Objectif de l'exercice | Reprenez l'entretien avec Pierre Mikaïloff présenté plus bas et prolongez-le à partir de sa dernière phrase.

Entretien rock and « folks » avec Pierre Mikaïloff !

Pierre Mikaïloff, ex-guitariste des Désaxés et de Jacno, est écrivain, journaliste (Rolling Stone, Rock & Folk, Gonzaï, etc.) et conférencier. Il est l’auteur d’une trentaine d’ouvrages : polars, poésie, « Le Dictionnaire des années 80 » (éditions Larousse), plusieurs biographies de référence (Alain Bashung, Téléphone, Daniel Darc, Sophie Marceau, Noir Désir…) Il a écrit pour la télé une cinquantaine d’épisodes de la série documentaire « Nous nous sommes tant aimés », diffusée sur France 3 depuis 2010. Il a également écrit pour la scène… Nulle bio ne saurait résumer son œuvre, tant l’auteur est prolixe.

Hello Pierre,

Bienvenue dans les pages de notre revue « Chroniques des Fontaines ».

1/ADF : Pierre, raconte-nous tes premières années sur la scène « officielle » de la musique comme guitariste du groupe Les Désaxés et plus tard aux côtés de Jacno, décédé en 2009 (Rest in peace !)

PM: Les Désaxés, c’était une aventure démente. Tu as vingt ans, tu rejoins un groupe qui commence à faire parler de lui, tu te retrouves propulsé sur scène puis en studio. Un groupe de rock, c’est une certaine tournure d’esprit, un look, des partis pris esthétiques. Les Désaxés avaient tout ça. Entre nos quatre personnalités, la chimie était parfaite. Comme les Sept Nains, chacun possédait une qualité qui faisait avancer l’ensemble : Hervé, c’était le compositeur détaché du monde matériel, Yanick (avec un seul N, il y tient) était l’organisateur, le plus structuré de nous tous, François, c’était l’humoriste, et pour ma part, j’étais le guitariste soliste, le gars qui fait la gueule et fait chier son monde parce qu’il se croit indispensable. Ha ! Ha ! Cette aventure m’a permis de rencontrer des gens extraordinaires, comme Patrice Fabien, notre producteur, des journalistes avec lesquels j’ai noué des relations d’amitié, Gérard Bar-David, Jean-Éric Perrin, Patrick Eudeline… Mais sur notre route, il y avait aussi des escrocs, des traitres, des menteurs. Bref, ce fut une belle école de vie. Quant à Jacno, pour moi, il représentait l’ineffable accomplissement de jouer avec un de mes héros. Dans mon panthéon personnel, c’était comme jouer avec Keith Richards ! J’ai passé des années fantastiques avec lui. C’était un être humain… surnaturel.

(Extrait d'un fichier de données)
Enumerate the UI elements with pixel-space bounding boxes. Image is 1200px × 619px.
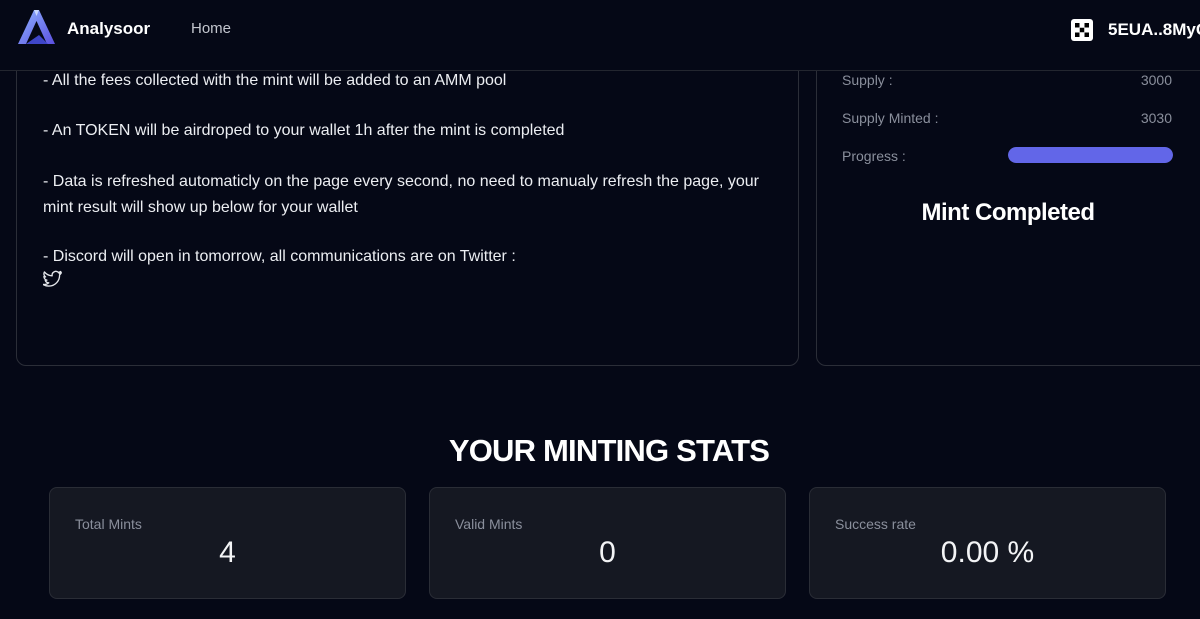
progress-label: Progress :: [842, 148, 906, 164]
mint-info-card: - All the fees collected with the mint w…: [16, 40, 799, 366]
info-line-fees: - All the fees collected with the mint w…: [43, 72, 507, 89]
stat-card-value: 0: [599, 536, 616, 569]
supply-value: 3000: [1140, 72, 1172, 88]
stat-card-value: 4: [219, 536, 236, 569]
supply-label: Supply :: [842, 72, 893, 88]
wallet-button[interactable]: 5EUA..8MyG: [1071, 18, 1200, 42]
stat-card-success-rate: Success rate 0.00 %: [809, 487, 1166, 599]
progress-bar-fill: [1008, 147, 1173, 163]
mint-status-text: Mint Completed: [921, 199, 1096, 226]
stat-card-total-mints: Total Mints 4: [49, 487, 406, 599]
minting-stats-title: YOUR MINTING STATS: [448, 433, 770, 468]
stat-card-valid-mints: Valid Mints 0: [429, 487, 786, 599]
info-line-refresh: - Data is refreshed automaticly on the p…: [43, 173, 759, 216]
wallet-address: 5EUA..8MyG: [1108, 20, 1200, 39]
info-line-airdrop: - An TOKEN will be airdroped to your wal…: [43, 122, 565, 139]
brand-name[interactable]: Analysoor: [67, 19, 150, 39]
supply-minted-label: Supply Minted :: [842, 110, 939, 126]
stat-card-label: Success rate: [835, 516, 916, 532]
stat-card-value: 0.00 %: [940, 536, 1035, 569]
analysoor-logo-icon[interactable]: [14, 7, 60, 47]
twitter-icon[interactable]: [43, 270, 63, 288]
supply-minted-value: 3030: [1140, 110, 1172, 126]
progress-bar: [1008, 147, 1173, 163]
info-line-discord: - Discord will open in tomorrow, all com…: [43, 248, 516, 265]
mint-status-card: Supply : 3000 Supply Minted : 3030 Progr…: [816, 40, 1200, 366]
top-navbar: Analysoor Home 5EUA..8MyG: [0, 0, 1200, 71]
stat-card-label: Total Mints: [75, 516, 142, 532]
stat-card-label: Valid Mints: [455, 516, 523, 532]
nav-home-link[interactable]: Home: [191, 20, 231, 37]
okx-wallet-icon: [1071, 19, 1093, 41]
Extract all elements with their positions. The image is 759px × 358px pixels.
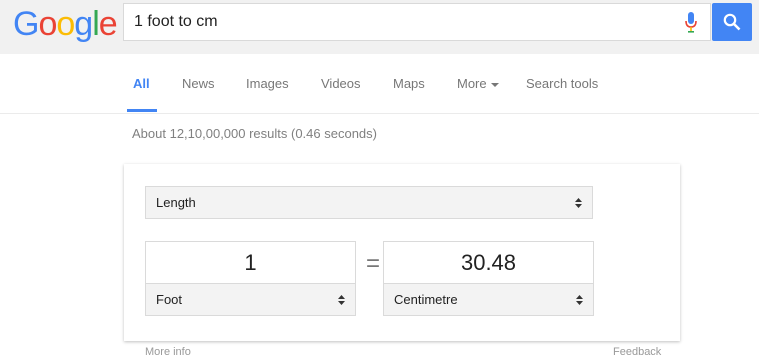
tab-videos[interactable]: Videos: [321, 75, 361, 93]
tab-images[interactable]: Images: [246, 75, 289, 93]
more-info-link[interactable]: More info: [145, 346, 191, 358]
from-unit-value: Foot: [156, 292, 183, 307]
to-value: 30.48: [460, 250, 517, 275]
search-button[interactable]: [712, 3, 752, 41]
from-value-input[interactable]: 1: [145, 241, 356, 284]
search-query-text[interactable]: 1 foot to cm: [134, 4, 218, 40]
google-logo[interactable]: Google: [13, 5, 118, 43]
logo-letter-o2: o: [56, 5, 75, 43]
feedback-link[interactable]: Feedback: [613, 346, 661, 358]
active-tab-indicator: [127, 109, 157, 112]
from-value: 1: [244, 250, 257, 275]
header-bar: Google 1 foot to cm: [0, 0, 759, 54]
result-stats: About 12,10,00,000 results (0.46 seconds…: [132, 126, 377, 141]
tab-all[interactable]: All: [133, 75, 150, 93]
category-select[interactable]: Length: [145, 186, 593, 219]
search-tabs: All News Images Videos Maps More Search …: [0, 54, 759, 114]
logo-letter-e: e: [98, 5, 118, 43]
updown-arrows-icon: [575, 198, 582, 208]
microphone-icon[interactable]: [684, 12, 698, 34]
caret-down-icon: [490, 82, 499, 87]
updown-arrows-icon: [338, 295, 345, 305]
tab-news[interactable]: News: [182, 75, 215, 93]
logo-letter-g2: g: [74, 5, 93, 43]
tab-search-tools[interactable]: Search tools: [526, 75, 598, 93]
to-value-input[interactable]: 30.48: [383, 241, 594, 284]
tab-more[interactable]: More: [457, 75, 499, 93]
equals-sign: =: [365, 250, 380, 277]
tab-more-label: More: [457, 76, 487, 91]
category-select-value: Length: [156, 195, 196, 210]
from-unit-select[interactable]: Foot: [145, 283, 356, 316]
logo-letter-o1: o: [38, 5, 57, 43]
to-unit-select[interactable]: Centimetre: [383, 283, 594, 316]
updown-arrows-icon: [576, 295, 583, 305]
logo-letter-g: G: [13, 5, 39, 43]
to-unit-value: Centimetre: [394, 292, 458, 307]
tab-maps[interactable]: Maps: [393, 75, 425, 93]
search-input[interactable]: 1 foot to cm: [123, 3, 711, 41]
search-icon: [723, 13, 741, 31]
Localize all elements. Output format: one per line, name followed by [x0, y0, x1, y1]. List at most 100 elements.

Production attendue |
2/ADF : Comment es-tu passé de la scène musicale et sa vie haute en couleur aux coulisses de la presse et la « marche à l’ombre » de l’écriture ?

Pierre Mikaïloff © Céline Guillerm

PM : Au début des années 2000, je ne trouvais plus guère de couleur à la scène musicale. J’avais un peu fait le tour des plans galère, payés au lance-pierre voire pas payés du tout. Et je me suis dit : tiens, si je me remettais à l’écriture ? Lors de mes précédentes tentatives, je n’étais pas prêt. J’étais trop tendre. Je n’avais pas assez vécu, je pense. Ce qui sortait était terne, sans élan, manquait de souffle. Mais quand je me suis mis à écrire Some clichés, j’ai su que j’étais prêt et que ce bouquin finirait par être publié. C’est ce qui s’est produit.

3/ADF : Et par quel prodige es-tu parvenu à intégrer l’équipe du magazine mythique, Rock & Folk ?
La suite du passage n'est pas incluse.